▶ [Instructions to follow]
Pull out every line in the data that has the string "RHESSI" in it.

▶ [Rows]
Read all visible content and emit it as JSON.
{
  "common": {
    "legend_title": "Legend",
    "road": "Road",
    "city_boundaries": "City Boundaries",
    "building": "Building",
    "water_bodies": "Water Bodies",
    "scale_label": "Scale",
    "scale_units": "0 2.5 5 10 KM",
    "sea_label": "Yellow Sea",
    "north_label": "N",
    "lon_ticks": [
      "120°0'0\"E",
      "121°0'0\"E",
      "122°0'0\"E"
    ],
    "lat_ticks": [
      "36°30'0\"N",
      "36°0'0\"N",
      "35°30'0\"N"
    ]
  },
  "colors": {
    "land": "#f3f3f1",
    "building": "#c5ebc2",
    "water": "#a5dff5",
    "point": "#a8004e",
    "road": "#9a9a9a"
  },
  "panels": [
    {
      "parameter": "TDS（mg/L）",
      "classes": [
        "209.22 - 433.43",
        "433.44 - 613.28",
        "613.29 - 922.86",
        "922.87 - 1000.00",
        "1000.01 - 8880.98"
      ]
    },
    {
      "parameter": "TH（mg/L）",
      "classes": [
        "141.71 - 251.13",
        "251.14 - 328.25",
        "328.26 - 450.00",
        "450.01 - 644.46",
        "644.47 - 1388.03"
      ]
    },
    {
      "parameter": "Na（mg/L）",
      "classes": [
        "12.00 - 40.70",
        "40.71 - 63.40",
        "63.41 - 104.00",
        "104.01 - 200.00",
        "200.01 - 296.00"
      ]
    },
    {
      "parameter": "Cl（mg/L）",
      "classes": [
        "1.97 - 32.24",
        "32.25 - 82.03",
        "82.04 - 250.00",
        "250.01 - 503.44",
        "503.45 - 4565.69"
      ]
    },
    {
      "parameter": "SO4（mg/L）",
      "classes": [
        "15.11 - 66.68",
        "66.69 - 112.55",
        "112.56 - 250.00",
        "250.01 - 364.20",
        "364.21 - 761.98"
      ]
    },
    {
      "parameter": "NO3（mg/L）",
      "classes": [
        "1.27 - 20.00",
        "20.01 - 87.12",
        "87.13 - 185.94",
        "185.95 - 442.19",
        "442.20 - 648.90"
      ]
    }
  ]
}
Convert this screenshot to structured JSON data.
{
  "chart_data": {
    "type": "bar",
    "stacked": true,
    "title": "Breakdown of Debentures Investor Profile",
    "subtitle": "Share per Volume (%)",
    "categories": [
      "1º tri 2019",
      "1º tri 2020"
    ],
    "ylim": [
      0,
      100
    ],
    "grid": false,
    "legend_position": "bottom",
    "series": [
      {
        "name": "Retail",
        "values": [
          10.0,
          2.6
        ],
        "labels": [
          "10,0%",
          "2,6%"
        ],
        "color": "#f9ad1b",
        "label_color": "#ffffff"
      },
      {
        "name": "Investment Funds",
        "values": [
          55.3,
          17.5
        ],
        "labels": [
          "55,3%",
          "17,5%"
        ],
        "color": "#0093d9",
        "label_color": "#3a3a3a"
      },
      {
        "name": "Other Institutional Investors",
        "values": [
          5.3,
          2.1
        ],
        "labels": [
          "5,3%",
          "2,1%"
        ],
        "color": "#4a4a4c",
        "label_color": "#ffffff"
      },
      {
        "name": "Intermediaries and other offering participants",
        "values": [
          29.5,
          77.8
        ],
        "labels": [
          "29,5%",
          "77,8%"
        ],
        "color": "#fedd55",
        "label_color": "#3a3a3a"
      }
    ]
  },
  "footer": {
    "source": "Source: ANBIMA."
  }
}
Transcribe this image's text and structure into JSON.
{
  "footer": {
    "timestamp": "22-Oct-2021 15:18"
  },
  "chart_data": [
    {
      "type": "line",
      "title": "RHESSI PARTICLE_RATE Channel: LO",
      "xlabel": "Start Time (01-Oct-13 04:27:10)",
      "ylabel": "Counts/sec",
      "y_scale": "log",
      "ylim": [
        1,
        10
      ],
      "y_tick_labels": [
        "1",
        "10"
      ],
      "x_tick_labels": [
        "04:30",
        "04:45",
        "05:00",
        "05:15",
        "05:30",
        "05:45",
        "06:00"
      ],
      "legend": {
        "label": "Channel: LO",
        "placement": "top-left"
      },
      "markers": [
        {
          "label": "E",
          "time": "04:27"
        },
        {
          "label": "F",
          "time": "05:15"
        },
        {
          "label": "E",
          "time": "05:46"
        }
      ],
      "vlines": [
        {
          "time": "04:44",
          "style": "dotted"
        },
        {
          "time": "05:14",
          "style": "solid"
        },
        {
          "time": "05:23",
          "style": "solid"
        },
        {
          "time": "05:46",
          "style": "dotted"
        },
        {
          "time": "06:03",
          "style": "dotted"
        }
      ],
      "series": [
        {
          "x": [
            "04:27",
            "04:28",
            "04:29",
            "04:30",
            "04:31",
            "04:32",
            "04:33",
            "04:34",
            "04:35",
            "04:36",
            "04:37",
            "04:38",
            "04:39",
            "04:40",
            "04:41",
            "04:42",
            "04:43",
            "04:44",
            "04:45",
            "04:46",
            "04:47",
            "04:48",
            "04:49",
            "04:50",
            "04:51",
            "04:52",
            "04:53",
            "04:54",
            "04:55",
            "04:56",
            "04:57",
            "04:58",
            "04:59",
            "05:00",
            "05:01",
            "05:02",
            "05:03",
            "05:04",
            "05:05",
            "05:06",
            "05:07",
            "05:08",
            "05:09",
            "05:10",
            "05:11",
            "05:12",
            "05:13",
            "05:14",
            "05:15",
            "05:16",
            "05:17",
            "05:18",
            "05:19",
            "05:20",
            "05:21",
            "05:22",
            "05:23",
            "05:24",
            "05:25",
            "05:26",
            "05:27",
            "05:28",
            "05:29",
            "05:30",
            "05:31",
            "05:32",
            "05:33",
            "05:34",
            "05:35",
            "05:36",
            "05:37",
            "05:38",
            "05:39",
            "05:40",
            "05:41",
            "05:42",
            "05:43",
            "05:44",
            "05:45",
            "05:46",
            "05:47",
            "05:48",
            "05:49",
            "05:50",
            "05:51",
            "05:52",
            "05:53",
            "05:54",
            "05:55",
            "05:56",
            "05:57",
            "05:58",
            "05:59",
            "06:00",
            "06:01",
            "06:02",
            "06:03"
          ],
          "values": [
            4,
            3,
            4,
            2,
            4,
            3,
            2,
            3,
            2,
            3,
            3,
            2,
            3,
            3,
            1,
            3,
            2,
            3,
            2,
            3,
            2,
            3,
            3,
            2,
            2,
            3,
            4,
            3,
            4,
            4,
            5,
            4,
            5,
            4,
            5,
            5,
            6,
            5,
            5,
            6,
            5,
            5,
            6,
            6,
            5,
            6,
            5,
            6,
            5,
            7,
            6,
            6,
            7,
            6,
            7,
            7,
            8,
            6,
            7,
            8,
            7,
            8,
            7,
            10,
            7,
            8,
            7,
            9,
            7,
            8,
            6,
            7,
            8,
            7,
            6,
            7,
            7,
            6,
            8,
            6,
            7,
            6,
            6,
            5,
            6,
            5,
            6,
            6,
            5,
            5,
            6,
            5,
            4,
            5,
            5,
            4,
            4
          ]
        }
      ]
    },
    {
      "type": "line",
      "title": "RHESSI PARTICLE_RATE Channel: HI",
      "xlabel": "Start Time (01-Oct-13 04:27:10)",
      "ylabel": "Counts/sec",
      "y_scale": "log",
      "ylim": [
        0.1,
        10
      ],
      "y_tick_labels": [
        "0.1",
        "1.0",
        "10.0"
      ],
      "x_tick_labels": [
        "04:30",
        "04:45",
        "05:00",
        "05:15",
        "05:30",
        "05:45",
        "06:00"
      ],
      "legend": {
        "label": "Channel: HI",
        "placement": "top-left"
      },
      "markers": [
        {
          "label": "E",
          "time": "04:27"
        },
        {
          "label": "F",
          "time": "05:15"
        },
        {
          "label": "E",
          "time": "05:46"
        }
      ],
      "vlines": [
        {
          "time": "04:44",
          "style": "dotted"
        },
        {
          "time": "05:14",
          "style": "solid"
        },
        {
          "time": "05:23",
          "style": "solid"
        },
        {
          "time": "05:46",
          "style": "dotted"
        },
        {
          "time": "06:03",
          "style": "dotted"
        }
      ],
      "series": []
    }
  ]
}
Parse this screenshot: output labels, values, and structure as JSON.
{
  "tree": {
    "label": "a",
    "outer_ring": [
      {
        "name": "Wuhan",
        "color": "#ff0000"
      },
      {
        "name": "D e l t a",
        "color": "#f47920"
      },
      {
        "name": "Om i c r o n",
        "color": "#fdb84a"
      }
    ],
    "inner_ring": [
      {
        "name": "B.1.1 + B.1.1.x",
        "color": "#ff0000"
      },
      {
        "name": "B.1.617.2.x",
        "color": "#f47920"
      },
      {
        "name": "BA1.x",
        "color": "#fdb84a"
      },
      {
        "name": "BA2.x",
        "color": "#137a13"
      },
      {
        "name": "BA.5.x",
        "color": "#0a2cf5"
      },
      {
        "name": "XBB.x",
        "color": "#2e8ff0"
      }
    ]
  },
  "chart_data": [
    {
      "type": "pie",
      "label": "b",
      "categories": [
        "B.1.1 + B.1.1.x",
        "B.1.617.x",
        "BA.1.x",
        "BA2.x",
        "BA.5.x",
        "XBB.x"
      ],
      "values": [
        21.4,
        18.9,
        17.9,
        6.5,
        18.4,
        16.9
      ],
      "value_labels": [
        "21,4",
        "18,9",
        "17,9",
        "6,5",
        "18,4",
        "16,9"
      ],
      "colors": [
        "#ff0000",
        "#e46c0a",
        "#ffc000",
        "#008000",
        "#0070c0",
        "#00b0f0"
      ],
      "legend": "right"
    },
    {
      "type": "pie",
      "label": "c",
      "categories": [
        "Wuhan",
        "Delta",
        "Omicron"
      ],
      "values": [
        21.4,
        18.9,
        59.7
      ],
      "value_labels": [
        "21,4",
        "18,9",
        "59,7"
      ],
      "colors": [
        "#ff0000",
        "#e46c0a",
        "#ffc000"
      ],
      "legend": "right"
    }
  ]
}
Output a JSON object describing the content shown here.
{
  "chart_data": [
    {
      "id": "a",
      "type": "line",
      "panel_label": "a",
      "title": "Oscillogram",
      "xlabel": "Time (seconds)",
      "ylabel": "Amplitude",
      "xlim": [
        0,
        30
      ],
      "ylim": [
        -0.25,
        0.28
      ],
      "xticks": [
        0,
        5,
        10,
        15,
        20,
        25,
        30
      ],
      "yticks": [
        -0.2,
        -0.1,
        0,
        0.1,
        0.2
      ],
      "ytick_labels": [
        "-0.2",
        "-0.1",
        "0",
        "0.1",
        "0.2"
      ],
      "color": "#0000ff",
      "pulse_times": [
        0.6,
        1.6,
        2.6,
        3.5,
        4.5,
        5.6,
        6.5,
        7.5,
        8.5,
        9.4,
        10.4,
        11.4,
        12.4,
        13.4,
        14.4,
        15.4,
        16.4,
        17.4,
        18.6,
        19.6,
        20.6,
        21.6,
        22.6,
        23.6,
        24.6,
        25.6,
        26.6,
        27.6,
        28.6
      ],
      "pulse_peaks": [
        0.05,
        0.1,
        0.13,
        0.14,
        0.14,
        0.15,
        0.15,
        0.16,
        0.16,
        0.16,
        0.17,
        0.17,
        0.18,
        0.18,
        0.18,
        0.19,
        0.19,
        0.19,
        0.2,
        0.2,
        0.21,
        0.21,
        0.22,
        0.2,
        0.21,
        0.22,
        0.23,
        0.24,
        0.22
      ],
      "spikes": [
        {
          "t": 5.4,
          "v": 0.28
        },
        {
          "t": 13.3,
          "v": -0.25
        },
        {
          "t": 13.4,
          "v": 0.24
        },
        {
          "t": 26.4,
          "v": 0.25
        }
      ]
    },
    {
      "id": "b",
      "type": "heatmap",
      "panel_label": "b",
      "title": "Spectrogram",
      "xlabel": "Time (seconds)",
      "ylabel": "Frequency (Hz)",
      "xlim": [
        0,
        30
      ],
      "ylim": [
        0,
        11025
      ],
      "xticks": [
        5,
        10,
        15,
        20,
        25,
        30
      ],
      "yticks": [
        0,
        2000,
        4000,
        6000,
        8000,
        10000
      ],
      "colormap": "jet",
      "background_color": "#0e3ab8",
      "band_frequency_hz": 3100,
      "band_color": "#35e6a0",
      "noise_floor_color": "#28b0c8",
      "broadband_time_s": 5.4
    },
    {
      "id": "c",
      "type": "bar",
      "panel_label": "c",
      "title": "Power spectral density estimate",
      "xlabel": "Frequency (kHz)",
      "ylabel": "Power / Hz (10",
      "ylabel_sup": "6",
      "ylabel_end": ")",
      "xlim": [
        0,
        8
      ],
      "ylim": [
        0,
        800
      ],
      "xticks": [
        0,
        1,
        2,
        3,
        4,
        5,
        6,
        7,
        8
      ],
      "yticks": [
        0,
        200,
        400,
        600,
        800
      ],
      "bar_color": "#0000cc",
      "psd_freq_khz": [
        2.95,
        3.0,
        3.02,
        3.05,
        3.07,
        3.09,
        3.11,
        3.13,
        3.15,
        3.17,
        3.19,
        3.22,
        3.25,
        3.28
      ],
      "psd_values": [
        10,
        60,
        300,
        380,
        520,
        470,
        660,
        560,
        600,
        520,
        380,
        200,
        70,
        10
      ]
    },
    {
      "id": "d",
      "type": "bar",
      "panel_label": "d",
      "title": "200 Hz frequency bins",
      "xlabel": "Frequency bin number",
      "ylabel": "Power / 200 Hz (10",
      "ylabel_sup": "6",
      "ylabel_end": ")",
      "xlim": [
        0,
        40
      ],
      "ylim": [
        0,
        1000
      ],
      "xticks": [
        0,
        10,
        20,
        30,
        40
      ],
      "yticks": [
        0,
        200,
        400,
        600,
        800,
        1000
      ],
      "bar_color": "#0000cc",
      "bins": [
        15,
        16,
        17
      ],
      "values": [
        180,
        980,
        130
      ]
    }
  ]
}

▶ [In response]
      "title": "RHESSI PARTICLE_RATE Channel: LO",
      "title": "RHESSI PARTICLE_RATE Channel: HI",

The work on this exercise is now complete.